US faking military aircraft as civilian: A crime against humanity

Mauro Gia Samonte / Phil-BRICS Strategic Studies / October 10, 2020

SO, it’s not a civilian aircraft that has been observed rounding the southwestern coast of China a number of times recently but actually planes of the United States military on espionage missions.

On September 16, spokesman Wang Wenbin of the Chinese foreign ministry claimed that the US military was using International Civil Aviation Organization (ICAO) hex codes of other countries to conduct close-in reconnaissance on China’s coast. ICAO hex codes are an internationally accepted mode of identifying the various aircraft of countries of the world. According to the Chinese official, the US military planes fake their ICAO hex codes to make themselves appear civilian when subjected to standard checks.

It just so happens that those areas the US aircraft traverse are not normally navigated by civilian aircraft. This has raised suspicion among Chinese authorities as to the real nature of those flights observed being undertaken by ostensible civilian aircraft along Chinese coasts. During the year, no fewer than 100 have been observed of such surveillance sorties.

Of late, one such surveillance aircraft identified itself as a Malaysian plane with hex code 750548. According to an account of the South China Sea Strategic Probing Initiative (SCSPI): “On Sept 8th, a United States Air Force (USAF) RC-135W (hex code: AE01CD) departed Kadena Air Force Base for a South China Sea mission. Later on the same route appeared a ‘Malaysian plane’ (hex code:750548). It entered the South China Sea and patrolled intensively between Hainan Island and Paracel Islands, about only 50NM (nautical miles) off the Hainan’s baseline, which obviously wouldn’t be a civilian aircraft’s route. Moreover, given their highly coincided tracks and timing, the mysterious ‘Malaysian plane’ was suspected to be the RC-135W in disguise with a false hex code.”

EXERCISE TASK A
In the article on US military aircraft, translate this sentence into Spanish: "ICAO hex codes are an internationally accepted mode of identifying the various aircraft of countries of the world."
EXERCISE TASK B
In the article on US military aircraft, what hex code did the supposed Malaysian plane use?
EXERCISE TASK C
From the article on US military aircraft, output the passage starting with "Mauro Gia Samonte /" and going on through "to standard checks.".

PROVIDED DATA

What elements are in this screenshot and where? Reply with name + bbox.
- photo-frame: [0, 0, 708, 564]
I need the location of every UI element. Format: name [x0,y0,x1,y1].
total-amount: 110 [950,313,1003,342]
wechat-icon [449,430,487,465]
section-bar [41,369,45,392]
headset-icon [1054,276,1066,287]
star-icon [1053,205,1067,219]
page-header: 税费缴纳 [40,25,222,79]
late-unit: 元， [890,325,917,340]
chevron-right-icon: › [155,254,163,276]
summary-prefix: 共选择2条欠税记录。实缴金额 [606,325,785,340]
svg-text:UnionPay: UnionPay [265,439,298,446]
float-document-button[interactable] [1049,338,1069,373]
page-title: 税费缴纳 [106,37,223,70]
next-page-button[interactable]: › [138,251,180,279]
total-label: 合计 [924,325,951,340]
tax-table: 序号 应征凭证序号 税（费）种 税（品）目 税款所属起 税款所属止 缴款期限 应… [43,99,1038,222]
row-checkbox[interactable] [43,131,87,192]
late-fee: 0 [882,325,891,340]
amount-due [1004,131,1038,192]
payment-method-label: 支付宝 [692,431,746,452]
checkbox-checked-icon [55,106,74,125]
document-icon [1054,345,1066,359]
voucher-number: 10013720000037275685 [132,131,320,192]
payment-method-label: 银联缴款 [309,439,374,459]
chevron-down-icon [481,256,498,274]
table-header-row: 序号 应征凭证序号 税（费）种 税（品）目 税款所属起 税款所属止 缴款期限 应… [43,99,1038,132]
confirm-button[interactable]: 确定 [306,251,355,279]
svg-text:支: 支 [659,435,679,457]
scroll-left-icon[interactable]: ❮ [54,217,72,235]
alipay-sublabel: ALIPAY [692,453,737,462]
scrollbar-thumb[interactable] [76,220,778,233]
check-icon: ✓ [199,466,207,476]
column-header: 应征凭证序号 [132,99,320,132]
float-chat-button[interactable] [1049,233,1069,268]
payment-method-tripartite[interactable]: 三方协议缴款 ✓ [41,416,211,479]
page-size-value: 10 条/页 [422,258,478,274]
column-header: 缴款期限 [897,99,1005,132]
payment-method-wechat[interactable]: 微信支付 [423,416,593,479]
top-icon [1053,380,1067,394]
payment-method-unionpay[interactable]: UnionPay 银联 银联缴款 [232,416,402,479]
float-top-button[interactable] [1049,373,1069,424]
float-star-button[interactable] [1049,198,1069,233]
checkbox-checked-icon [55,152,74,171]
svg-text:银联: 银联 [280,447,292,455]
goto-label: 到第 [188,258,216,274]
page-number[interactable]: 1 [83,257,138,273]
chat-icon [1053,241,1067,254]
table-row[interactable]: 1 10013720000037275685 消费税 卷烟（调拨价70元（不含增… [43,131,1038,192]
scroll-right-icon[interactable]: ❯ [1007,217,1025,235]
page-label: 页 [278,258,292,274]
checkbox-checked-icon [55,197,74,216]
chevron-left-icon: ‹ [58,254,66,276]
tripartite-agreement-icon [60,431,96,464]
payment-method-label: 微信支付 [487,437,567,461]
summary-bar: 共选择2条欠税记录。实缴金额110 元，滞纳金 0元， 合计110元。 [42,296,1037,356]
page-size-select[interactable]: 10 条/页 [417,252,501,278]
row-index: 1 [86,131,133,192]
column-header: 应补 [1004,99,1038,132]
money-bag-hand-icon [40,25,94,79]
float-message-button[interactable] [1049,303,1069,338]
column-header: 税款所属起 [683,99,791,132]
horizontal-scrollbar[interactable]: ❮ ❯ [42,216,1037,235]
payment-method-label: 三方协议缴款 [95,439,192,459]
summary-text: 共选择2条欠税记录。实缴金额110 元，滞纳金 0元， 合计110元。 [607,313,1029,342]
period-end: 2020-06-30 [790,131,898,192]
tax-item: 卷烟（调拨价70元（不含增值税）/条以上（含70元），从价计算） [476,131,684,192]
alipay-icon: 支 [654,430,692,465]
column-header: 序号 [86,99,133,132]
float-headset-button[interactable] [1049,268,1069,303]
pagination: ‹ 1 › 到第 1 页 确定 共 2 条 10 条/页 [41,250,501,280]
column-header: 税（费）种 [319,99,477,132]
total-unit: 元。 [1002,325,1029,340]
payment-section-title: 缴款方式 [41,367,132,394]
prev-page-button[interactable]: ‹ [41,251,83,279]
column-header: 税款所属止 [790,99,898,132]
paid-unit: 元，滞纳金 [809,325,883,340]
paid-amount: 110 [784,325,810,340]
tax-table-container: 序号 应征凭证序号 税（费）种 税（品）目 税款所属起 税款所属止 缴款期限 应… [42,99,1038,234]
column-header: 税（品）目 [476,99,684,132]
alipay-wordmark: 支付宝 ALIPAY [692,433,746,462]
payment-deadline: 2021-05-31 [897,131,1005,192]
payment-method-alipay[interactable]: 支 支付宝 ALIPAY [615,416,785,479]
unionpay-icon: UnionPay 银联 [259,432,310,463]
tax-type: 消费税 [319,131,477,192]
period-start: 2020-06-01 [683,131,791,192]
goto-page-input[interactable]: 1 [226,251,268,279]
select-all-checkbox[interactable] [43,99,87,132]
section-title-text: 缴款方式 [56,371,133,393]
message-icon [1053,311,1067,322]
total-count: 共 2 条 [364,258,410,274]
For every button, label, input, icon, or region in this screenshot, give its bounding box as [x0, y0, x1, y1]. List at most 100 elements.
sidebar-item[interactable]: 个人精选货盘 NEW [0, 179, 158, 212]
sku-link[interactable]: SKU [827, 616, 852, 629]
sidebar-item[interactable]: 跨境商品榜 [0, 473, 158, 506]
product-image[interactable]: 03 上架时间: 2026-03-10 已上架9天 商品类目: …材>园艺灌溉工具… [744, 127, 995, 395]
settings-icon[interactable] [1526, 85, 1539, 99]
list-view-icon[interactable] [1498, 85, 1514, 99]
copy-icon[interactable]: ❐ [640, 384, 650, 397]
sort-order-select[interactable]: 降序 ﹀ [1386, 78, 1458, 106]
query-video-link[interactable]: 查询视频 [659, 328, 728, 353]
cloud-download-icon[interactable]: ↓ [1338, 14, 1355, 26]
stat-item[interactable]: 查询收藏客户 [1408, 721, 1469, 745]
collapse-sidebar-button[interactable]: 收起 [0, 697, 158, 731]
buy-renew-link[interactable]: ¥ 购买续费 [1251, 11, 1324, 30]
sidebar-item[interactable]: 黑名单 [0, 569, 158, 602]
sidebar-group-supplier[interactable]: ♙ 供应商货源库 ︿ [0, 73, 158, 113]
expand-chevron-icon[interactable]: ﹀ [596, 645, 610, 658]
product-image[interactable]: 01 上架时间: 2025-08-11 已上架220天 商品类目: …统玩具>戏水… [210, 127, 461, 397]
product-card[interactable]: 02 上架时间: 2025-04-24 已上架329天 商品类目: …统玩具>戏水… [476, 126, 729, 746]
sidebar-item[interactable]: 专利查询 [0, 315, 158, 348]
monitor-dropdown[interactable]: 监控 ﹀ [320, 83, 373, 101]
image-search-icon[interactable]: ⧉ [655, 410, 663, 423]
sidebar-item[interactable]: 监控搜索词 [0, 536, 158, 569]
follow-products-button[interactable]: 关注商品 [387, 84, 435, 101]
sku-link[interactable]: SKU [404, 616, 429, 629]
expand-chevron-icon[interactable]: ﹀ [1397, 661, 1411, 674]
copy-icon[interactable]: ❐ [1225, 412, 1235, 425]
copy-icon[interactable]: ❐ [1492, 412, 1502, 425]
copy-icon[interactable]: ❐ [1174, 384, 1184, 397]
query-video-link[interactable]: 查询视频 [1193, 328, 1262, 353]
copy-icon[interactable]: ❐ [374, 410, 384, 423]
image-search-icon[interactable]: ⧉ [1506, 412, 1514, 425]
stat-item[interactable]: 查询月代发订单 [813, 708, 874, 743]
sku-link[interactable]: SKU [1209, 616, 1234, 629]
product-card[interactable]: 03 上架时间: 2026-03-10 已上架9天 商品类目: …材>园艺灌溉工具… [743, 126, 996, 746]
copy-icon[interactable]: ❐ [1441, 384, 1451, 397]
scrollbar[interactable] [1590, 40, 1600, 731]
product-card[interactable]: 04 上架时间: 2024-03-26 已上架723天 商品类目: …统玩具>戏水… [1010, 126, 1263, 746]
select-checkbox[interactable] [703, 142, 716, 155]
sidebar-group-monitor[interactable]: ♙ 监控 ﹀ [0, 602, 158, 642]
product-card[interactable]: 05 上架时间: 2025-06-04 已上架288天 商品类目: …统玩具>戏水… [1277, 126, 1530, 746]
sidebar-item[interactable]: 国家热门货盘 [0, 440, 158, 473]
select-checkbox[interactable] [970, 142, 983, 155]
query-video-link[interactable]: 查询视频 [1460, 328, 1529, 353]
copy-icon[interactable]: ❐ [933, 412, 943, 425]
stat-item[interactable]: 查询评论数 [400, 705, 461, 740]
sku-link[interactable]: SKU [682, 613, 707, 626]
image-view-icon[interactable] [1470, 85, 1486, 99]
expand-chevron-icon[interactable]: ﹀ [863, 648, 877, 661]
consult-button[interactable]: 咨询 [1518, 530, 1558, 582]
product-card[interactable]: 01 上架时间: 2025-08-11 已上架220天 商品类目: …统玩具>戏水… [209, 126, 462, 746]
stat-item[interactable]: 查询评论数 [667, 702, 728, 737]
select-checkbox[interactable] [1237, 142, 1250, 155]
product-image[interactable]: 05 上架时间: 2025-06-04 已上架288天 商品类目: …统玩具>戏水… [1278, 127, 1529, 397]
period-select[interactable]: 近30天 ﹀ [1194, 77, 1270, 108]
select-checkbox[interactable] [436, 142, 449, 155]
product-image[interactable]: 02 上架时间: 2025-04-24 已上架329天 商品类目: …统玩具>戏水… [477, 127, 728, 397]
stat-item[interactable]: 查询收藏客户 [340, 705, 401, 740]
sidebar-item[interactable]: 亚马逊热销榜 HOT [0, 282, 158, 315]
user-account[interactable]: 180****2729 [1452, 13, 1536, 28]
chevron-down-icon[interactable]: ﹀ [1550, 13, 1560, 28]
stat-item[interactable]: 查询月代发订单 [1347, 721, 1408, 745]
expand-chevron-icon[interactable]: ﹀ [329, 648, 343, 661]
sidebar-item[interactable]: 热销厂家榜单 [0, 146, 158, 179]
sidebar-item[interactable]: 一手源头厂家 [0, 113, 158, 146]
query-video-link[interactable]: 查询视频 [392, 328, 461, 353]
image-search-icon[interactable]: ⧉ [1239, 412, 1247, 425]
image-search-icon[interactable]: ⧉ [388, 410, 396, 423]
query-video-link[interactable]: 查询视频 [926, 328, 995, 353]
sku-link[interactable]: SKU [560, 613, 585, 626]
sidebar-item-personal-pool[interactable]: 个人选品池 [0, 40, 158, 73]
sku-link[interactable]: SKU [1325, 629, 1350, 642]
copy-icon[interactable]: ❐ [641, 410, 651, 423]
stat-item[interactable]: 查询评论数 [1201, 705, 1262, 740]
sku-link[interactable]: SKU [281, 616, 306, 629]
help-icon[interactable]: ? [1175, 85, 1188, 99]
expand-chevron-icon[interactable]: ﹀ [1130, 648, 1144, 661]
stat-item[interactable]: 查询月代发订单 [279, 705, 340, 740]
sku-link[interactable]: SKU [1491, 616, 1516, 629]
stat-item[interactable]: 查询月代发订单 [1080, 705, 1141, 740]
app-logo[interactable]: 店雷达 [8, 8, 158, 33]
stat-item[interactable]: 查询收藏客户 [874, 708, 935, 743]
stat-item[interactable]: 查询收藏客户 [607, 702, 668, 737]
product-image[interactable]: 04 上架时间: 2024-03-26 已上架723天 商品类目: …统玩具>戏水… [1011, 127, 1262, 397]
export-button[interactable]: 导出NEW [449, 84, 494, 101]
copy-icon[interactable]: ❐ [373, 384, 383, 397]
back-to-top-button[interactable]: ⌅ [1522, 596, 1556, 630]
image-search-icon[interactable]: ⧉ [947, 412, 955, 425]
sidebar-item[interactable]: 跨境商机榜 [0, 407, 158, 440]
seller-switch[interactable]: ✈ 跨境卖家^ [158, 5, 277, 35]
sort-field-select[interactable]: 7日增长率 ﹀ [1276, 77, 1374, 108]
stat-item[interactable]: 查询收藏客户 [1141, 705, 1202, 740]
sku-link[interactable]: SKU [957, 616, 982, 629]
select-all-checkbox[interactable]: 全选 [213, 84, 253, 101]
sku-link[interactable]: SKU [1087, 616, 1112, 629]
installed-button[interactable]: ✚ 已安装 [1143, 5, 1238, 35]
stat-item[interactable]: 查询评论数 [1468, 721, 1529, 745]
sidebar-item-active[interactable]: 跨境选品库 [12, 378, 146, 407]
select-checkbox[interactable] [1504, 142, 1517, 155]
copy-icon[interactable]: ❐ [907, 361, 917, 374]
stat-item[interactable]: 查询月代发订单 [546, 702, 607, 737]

CORRECT OUTPUT A
Los códigos hexadecimales de la OACI son un modo internacionalmente aceptado de identificar las diversas aeronaves de los países del mundo.

CORRECT OUTPUT B
750548

CORRECT OUTPUT C
Mauro Gia Samonte / Phil-BRICS Strategic Studies / October 10, 2020

SO, it’s not a civilian aircraft that has been observed rounding the southwestern coast of China a number of times recently but actually planes of the United States military on espionage missions.

On September 16, spokesman Wang Wenbin of the Chinese foreign ministry claimed that the US military was using International Civil Aviation Organization (ICAO) hex codes of other countries to conduct close-in reconnaissance on China’s coast. ICAO hex codes are an internationally accepted mode of identifying the various aircraft of countries of the world. According to the Chinese official, the US military planes fake their ICAO hex codes to make themselves appear civilian when subjected to standard checks.